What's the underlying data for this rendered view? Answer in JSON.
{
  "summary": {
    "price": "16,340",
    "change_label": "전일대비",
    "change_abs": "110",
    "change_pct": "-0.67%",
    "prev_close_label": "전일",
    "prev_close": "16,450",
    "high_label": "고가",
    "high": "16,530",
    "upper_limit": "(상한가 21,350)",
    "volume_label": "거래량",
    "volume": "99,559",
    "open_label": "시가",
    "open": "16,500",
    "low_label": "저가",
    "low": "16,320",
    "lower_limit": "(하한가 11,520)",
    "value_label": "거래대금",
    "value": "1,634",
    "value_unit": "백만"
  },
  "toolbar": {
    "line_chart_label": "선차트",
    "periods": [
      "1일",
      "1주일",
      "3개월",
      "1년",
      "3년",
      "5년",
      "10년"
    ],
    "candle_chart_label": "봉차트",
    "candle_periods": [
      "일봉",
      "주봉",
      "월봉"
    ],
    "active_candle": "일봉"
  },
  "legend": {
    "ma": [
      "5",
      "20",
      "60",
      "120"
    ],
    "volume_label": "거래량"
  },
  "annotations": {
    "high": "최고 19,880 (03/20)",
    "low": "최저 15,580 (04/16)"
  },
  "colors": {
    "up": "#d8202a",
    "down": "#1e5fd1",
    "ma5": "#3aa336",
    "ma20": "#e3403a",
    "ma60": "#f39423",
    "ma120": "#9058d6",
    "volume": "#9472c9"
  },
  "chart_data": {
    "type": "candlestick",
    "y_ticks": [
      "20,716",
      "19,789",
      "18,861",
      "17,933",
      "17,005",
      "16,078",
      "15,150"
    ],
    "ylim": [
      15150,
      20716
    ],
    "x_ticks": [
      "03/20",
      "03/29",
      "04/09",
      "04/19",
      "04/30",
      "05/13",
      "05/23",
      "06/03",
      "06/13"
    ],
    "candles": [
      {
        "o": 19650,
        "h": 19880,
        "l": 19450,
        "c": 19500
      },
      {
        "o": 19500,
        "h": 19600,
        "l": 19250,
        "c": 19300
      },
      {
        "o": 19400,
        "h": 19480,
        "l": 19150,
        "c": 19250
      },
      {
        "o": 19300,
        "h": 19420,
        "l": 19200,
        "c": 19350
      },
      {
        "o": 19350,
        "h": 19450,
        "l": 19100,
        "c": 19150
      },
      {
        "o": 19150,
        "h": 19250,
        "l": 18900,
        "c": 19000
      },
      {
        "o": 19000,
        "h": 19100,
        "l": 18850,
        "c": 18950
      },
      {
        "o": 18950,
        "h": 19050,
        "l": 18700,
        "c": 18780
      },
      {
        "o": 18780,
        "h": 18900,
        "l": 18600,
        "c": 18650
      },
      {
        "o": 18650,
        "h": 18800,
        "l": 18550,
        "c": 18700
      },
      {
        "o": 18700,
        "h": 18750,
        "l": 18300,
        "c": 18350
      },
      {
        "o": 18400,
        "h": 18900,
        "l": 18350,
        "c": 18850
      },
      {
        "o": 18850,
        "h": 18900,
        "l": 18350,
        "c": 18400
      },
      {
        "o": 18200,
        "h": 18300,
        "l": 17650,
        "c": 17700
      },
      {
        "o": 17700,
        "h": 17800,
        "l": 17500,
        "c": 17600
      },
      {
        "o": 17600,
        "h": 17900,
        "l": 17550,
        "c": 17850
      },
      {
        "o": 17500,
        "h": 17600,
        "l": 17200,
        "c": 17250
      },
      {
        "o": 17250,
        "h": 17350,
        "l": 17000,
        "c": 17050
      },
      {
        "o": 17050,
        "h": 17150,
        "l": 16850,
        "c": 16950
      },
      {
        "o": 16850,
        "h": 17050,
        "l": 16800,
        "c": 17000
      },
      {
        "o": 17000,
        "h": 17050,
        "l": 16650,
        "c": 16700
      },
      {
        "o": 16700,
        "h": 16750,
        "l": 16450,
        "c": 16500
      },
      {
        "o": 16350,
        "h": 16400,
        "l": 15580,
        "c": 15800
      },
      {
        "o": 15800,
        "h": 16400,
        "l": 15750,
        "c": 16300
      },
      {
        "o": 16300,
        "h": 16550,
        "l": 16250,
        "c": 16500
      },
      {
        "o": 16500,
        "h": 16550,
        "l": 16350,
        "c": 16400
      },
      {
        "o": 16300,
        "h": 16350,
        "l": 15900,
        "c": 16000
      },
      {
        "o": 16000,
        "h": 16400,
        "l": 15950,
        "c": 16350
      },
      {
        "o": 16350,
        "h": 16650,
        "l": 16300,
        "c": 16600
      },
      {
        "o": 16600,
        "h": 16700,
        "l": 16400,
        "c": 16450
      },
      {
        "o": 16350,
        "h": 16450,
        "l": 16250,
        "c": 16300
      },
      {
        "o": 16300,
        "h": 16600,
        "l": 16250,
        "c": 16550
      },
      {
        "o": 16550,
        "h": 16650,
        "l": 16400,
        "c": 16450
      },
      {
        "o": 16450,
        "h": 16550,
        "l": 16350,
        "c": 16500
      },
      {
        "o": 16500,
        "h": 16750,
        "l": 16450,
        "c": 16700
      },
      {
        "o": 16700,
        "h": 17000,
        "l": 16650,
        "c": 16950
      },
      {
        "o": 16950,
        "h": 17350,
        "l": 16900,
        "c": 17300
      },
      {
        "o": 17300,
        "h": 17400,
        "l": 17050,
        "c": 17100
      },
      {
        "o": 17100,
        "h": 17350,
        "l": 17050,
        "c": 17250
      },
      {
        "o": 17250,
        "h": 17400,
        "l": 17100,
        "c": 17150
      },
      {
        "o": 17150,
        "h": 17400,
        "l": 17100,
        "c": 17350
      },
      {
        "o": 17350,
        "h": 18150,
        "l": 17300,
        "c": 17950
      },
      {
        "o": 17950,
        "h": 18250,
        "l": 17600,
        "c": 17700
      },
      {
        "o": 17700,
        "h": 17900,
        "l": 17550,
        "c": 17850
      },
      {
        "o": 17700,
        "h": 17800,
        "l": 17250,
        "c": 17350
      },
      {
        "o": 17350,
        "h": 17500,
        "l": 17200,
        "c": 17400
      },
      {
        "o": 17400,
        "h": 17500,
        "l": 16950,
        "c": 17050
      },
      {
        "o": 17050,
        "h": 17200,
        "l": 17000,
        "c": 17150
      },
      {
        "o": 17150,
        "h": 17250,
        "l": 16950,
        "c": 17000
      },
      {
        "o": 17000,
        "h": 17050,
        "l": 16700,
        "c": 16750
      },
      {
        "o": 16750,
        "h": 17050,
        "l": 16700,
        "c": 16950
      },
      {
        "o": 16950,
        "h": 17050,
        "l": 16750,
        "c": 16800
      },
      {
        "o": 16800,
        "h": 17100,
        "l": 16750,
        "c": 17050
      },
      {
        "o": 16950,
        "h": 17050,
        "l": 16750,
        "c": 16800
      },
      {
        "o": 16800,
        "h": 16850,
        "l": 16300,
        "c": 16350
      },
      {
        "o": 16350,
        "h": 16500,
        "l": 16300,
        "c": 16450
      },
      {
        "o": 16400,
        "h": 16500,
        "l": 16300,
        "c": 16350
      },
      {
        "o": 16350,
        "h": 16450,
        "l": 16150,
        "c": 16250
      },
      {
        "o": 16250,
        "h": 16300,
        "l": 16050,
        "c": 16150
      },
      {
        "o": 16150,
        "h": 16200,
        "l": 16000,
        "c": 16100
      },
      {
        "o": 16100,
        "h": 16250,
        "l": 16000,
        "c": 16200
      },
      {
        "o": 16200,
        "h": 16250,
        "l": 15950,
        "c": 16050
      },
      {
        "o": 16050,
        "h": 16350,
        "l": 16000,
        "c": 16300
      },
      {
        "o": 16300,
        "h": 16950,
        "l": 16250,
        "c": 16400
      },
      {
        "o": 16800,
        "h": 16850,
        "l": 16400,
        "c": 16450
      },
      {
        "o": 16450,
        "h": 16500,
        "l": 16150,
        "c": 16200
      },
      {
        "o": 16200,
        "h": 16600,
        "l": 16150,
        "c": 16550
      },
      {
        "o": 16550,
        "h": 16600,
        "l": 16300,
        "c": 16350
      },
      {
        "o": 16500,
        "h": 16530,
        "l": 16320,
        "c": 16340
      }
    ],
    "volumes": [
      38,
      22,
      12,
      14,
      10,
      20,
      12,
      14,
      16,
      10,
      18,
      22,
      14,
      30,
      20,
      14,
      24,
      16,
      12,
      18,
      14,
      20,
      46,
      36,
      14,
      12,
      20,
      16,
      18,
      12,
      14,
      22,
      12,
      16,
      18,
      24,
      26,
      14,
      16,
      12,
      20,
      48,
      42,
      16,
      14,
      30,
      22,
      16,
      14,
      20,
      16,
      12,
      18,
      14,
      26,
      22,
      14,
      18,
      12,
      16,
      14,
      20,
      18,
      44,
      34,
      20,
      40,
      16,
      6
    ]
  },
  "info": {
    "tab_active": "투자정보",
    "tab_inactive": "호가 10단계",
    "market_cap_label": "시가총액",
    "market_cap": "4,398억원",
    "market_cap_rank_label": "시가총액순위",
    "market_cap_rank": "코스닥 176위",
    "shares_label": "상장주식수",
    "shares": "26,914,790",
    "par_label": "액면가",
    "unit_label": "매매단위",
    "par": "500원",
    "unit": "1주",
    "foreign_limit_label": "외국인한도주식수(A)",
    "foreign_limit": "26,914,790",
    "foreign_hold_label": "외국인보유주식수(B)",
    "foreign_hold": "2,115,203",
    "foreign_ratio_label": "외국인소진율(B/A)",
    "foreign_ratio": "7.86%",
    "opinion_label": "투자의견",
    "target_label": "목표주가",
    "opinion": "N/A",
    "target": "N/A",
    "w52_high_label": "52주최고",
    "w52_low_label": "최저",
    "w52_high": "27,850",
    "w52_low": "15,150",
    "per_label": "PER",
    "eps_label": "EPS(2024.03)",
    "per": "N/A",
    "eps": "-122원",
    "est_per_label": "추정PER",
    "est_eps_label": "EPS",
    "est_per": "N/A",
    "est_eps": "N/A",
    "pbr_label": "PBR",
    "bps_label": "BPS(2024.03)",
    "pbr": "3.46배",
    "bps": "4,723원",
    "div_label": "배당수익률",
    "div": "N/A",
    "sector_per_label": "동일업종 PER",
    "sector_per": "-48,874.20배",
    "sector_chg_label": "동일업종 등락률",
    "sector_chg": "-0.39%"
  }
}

=== PROBLEM DETAILS ===
Make a copy of each line that contains the string "동일업종".

=== OUTPUT ===
    "sector_per_label": "동일업종 PER",
    "sector_chg_label": "동일업종 등락률",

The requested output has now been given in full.